**Work required**
Copy the records below exactly as they are written.

>> begin Data shown

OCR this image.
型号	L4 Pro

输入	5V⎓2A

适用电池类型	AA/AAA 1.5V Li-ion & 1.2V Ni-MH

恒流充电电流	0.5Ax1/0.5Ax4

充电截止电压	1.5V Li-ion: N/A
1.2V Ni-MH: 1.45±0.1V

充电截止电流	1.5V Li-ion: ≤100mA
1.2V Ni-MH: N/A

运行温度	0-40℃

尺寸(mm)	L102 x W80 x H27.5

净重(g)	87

>> end Data shown

**Problem solution**
OCR this image.
型号	L4 Pro

输入	5V⎓2A

适用电池类型	AA/AAA 1.5V Li-ion & 1.2V Ni-MH

恒流充电电流	0.5Ax1/0.5Ax4

充电截止电压	1.5V Li-ion: N/A
1.2V Ni-MH: 1.45±0.1V

充电截止电流	1.5V Li-ion: ≤100mA
1.2V Ni-MH: N/A

运行温度	0-40℃

尺寸(mm)	L102 x W80 x H27.5

净重(g)	87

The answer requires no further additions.